##### Input material

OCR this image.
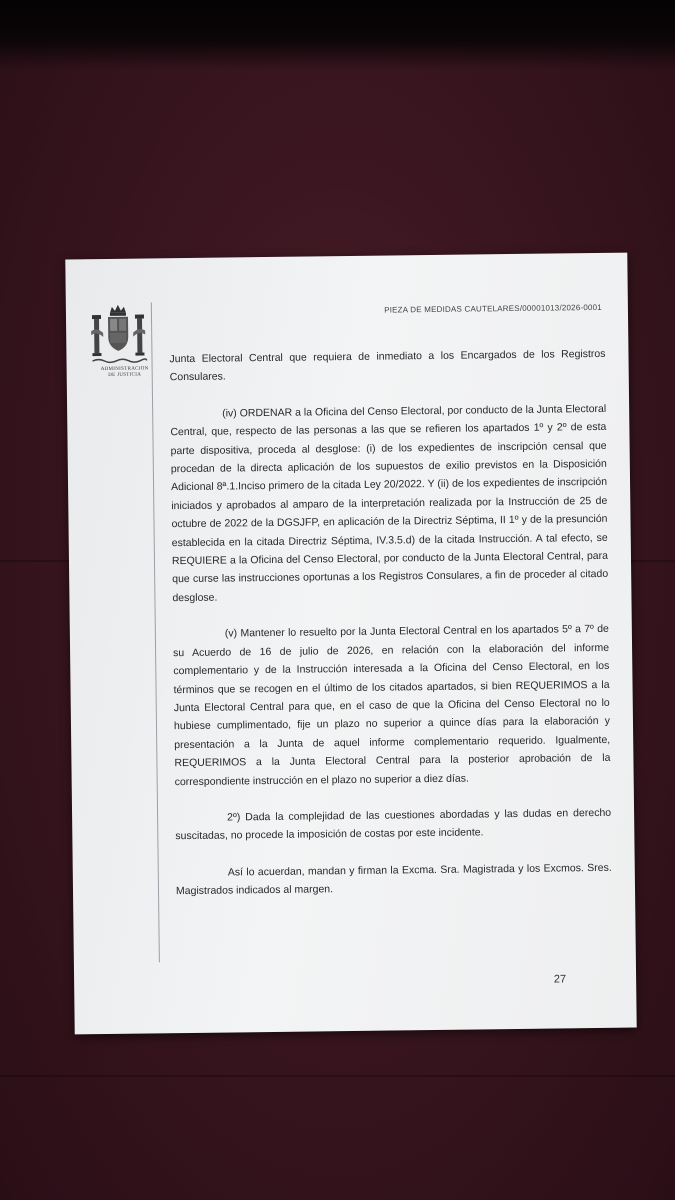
ADMINISTRACION
DE JUSTICIA
PIEZA DE MEDIDAS CAUTELARES/00001013/2026-0001

Junta Electoral Central que requiera de inmediato a los Encargados de los Registros Consulares.

(iv) ORDENAR a la Oficina del Censo Electoral, por conducto de la Junta Electoral Central, que, respecto de las personas a las que se refieren los apartados 1º y 2º de esta parte dispositiva, proceda al desglose: (i) de los expedientes de inscripción censal que procedan de la directa aplicación de los supuestos de exilio previstos en la Disposición Adicional 8ª.1.Inciso primero de la citada Ley 20/2022. Y (ii) de los expedientes de inscripción iniciados y aprobados al amparo de la interpretación realizada por la Instrucción de 25 de octubre de 2022 de la DGSJFP, en aplicación de la Directriz Séptima, II 1º y de la presunción establecida en la citada Directriz Séptima, IV.3.5.d) de la citada Instrucción. A tal efecto, se REQUIERE a la Oficina del Censo Electoral, por conducto de la Junta Electoral Central, para que curse las instrucciones oportunas a los Registros Consulares, a fin de proceder al citado desglose.

(v) Mantener lo resuelto por la Junta Electoral Central en los apartados 5º a 7º de su Acuerdo de 16 de julio de 2026, en relación con la elaboración del informe complementario y de la Instrucción interesada a la Oficina del Censo Electoral, en los términos que se recogen en el último de los citados apartados, si bien REQUERIMOS a la Junta Electoral Central para que, en el caso de que la Oficina del Censo Electoral no lo hubiese cumplimentado, fije un plazo no superior a quince días para la elaboración y presentación a la Junta de aquel informe complementario requerido. Igualmente, REQUERIMOS a la Junta Electoral Central para la posterior aprobación de la correspondiente instrucción en el plazo no superior a diez días.

2º) Dada la complejidad de las cuestiones abordadas y las dudas en derecho suscitadas, no procede la imposición de costas por este incidente.

Así lo acuerdan, mandan y firman la Excma. Sra. Magistrada y los Excmos. Sres. Magistrados indicados al margen.

27
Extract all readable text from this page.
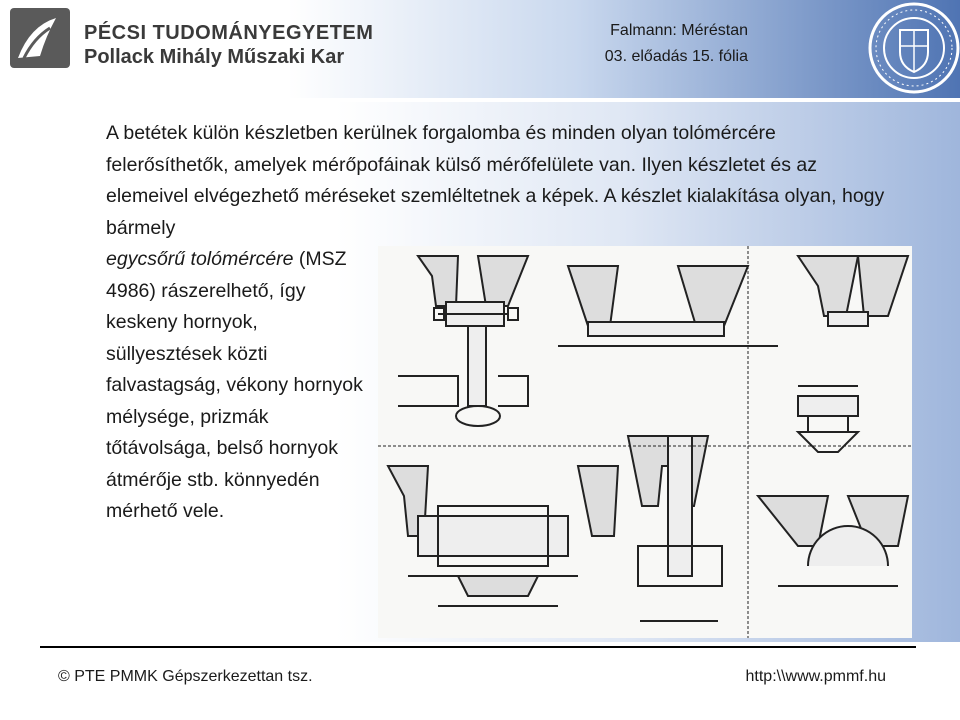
PÉCSI TUDOMÁNYEGYETEM
Pollack Mihály Műszaki Kar
Falmann: Méréstan
03. előadás 15. fólia
A betétek külön készletben kerülnek forgalomba és minden olyan tolómércére felerősíthetők, amelyek mérőpofáinak külső mérőfelülete van. Ilyen készletet és az elemeivel elvégezhető méréseket szemléltetnek a képek. A készlet kialakítása olyan, hogy bármely
egycsőrű tolómércére (MSZ 4986) rászerelhető, így keskeny hornyok, süllyesztések közti falvastagság, vékony hornyok mélysége, prizmák tőtávolsága, belső hornyok átmérője stb. könnyedén mérhető vele.
© PTE PMMK Gépszerkezettan tsz.	http:\\www.pmmf.hu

##########

**Directive**
Print out every entry above without changing a word, and leave out the pictures.

**Answer for the task**
OCR this image.
ADMINISTRACION
DE JUSTICIA
PIEZA DE MEDIDAS CAUTELARES/00001013/2026-0001

Junta Electoral Central que requiera de inmediato a los Encargados de los Registros Consulares.

(iv) ORDENAR a la Oficina del Censo Electoral, por conducto de la Junta Electoral Central, que, respecto de las personas a las que se refieren los apartados 1º y 2º de esta parte dispositiva, proceda al desglose: (i) de los expedientes de inscripción censal que procedan de la directa aplicación de los supuestos de exilio previstos en la Disposición Adicional 8ª.1.Inciso primero de la citada Ley 20/2022. Y (ii) de los expedientes de inscripción iniciados y aprobados al amparo de la interpretación realizada por la Instrucción de 25 de octubre de 2022 de la DGSJFP, en aplicación de la Directriz Séptima, II 1º y de la presunción establecida en la citada Directriz Séptima, IV.3.5.d) de la citada Instrucción. A tal efecto, se REQUIERE a la Oficina del Censo Electoral, por conducto de la Junta Electoral Central, para que curse las instrucciones oportunas a los Registros Consulares, a fin de proceder al citado desglose.

(v) Mantener lo resuelto por la Junta Electoral Central en los apartados 5º a 7º de su Acuerdo de 16 de julio de 2026, en relación con la elaboración del informe complementario y de la Instrucción interesada a la Oficina del Censo Electoral, en los términos que se recogen en el último de los citados apartados, si bien REQUERIMOS a la Junta Electoral Central para que, en el caso de que la Oficina del Censo Electoral no lo hubiese cumplimentado, fije un plazo no superior a quince días para la elaboración y presentación a la Junta de aquel informe complementario requerido. Igualmente, REQUERIMOS a la Junta Electoral Central para la posterior aprobación de la correspondiente instrucción en el plazo no superior a diez días.

2º) Dada la complejidad de las cuestiones abordadas y las dudas en derecho suscitadas, no procede la imposición de costas por este incidente.

Así lo acuerdan, mandan y firman la Excma. Sra. Magistrada y los Excmos. Sres. Magistrados indicados al margen.

27
Extract all readable text from this page.
PÉCSI TUDOMÁNYEGYETEM
Pollack Mihály Műszaki Kar
Falmann: Méréstan
03. előadás 15. fólia
A betétek külön készletben kerülnek forgalomba és minden olyan tolómércére felerősíthetők, amelyek mérőpofáinak külső mérőfelülete van. Ilyen készletet és az elemeivel elvégezhető méréseket szemléltetnek a képek. A készlet kialakítása olyan, hogy bármely
egycsőrű tolómércére (MSZ 4986) rászerelhető, így keskeny hornyok, süllyesztések közti falvastagság, vékony hornyok mélysége, prizmák tőtávolsága, belső hornyok átmérője stb. könnyedén mérhető vele.
© PTE PMMK Gépszerkezettan tsz.	http:\\www.pmmf.hu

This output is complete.